The task: Copy every line, leaving nothing out and adding nothing.

---

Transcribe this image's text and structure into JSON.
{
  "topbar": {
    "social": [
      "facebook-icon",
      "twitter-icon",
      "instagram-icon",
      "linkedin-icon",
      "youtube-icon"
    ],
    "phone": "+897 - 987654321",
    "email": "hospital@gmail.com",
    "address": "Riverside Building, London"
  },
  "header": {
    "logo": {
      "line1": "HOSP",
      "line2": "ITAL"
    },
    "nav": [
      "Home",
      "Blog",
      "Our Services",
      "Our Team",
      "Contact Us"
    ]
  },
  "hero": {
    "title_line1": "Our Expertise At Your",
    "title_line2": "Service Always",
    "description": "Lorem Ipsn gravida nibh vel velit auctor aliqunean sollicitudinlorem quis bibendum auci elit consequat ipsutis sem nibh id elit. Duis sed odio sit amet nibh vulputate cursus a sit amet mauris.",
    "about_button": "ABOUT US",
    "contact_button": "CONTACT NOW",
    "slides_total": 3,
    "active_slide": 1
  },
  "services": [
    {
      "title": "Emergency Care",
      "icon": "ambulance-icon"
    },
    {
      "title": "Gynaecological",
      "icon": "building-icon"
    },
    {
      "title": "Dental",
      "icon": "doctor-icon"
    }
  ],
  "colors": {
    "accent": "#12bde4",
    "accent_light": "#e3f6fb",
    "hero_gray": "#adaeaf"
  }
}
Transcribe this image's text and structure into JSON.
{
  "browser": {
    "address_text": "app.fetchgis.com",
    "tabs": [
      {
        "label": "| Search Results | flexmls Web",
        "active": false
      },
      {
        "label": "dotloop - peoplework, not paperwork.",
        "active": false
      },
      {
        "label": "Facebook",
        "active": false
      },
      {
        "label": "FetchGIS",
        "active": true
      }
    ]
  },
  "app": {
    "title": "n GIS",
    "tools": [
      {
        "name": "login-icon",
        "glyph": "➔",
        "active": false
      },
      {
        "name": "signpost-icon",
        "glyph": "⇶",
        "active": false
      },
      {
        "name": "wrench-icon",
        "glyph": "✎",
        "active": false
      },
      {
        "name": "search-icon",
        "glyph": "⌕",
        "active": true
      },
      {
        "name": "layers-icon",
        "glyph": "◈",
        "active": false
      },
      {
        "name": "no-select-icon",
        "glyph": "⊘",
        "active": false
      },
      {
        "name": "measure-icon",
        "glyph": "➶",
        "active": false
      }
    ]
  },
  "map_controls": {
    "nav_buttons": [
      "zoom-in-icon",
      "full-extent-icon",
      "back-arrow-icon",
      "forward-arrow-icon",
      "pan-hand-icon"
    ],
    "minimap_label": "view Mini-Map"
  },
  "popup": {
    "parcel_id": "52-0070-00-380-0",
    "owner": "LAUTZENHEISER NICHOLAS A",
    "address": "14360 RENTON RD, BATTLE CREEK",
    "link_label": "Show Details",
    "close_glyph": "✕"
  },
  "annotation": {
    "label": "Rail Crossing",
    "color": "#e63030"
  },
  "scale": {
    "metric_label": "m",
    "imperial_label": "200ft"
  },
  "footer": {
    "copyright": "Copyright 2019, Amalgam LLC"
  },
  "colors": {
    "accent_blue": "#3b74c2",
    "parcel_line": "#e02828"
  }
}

---

Output for this task:
Transcribe this image's text and structure into JSON.
{
  "topbar": {
    "social": [
      "facebook-icon",
      "twitter-icon",
      "instagram-icon",
      "linkedin-icon",
      "youtube-icon"
    ],
    "phone": "+897 - 987654321",
    "email": "hospital@gmail.com",
    "address": "Riverside Building, London"
  },
  "header": {
    "logo": {
      "line1": "HOSP",
      "line2": "ITAL"
    },
    "nav": [
      "Home",
      "Blog",
      "Our Services",
      "Our Team",
      "Contact Us"
    ]
  },
  "hero": {
    "title_line1": "Our Expertise At Your",
    "title_line2": "Service Always",
    "description": "Lorem Ipsn gravida nibh vel velit auctor aliqunean sollicitudinlorem quis bibendum auci elit consequat ipsutis sem nibh id elit. Duis sed odio sit amet nibh vulputate cursus a sit amet mauris.",
    "about_button": "ABOUT US",
    "contact_button": "CONTACT NOW",
    "slides_total": 3,
    "active_slide": 1
  },
  "services": [
    {
      "title": "Emergency Care",
      "icon": "ambulance-icon"
    },
    {
      "title": "Gynaecological",
      "icon": "building-icon"
    },
    {
      "title": "Dental",
      "icon": "doctor-icon"
    }
  ],
  "colors": {
    "accent": "#12bde4",
    "accent_light": "#e3f6fb",
    "hero_gray": "#adaeaf"
  }
}
Transcribe this image's text and structure into JSON.
{
  "browser": {
    "address_text": "app.fetchgis.com",
    "tabs": [
      {
        "label": "| Search Results | flexmls Web",
        "active": false
      },
      {
        "label": "dotloop - peoplework, not paperwork.",
        "active": false
      },
      {
        "label": "Facebook",
        "active": false
      },
      {
        "label": "FetchGIS",
        "active": true
      }
    ]
  },
  "app": {
    "title": "n GIS",
    "tools": [
      {
        "name": "login-icon",
        "glyph": "➔",
        "active": false
      },
      {
        "name": "signpost-icon",
        "glyph": "⇶",
        "active": false
      },
      {
        "name": "wrench-icon",
        "glyph": "✎",
        "active": false
      },
      {
        "name": "search-icon",
        "glyph": "⌕",
        "active": true
      },
      {
        "name": "layers-icon",
        "glyph": "◈",
        "active": false
      },
      {
        "name": "no-select-icon",
        "glyph": "⊘",
        "active": false
      },
      {
        "name": "measure-icon",
        "glyph": "➶",
        "active": false
      }
    ]
  },
  "map_controls": {
    "nav_buttons": [
      "zoom-in-icon",
      "full-extent-icon",
      "back-arrow-icon",
      "forward-arrow-icon",
      "pan-hand-icon"
    ],
    "minimap_label": "view Mini-Map"
  },
  "popup": {
    "parcel_id": "52-0070-00-380-0",
    "owner": "LAUTZENHEISER NICHOLAS A",
    "address": "14360 RENTON RD, BATTLE CREEK",
    "link_label": "Show Details",
    "close_glyph": "✕"
  },
  "annotation": {
    "label": "Rail Crossing",
    "color": "#e63030"
  },
  "scale": {
    "metric_label": "m",
    "imperial_label": "200ft"
  },
  "footer": {
    "copyright": "Copyright 2019, Amalgam LLC"
  },
  "colors": {
    "accent_blue": "#3b74c2",
    "parcel_line": "#e02828"
  }
}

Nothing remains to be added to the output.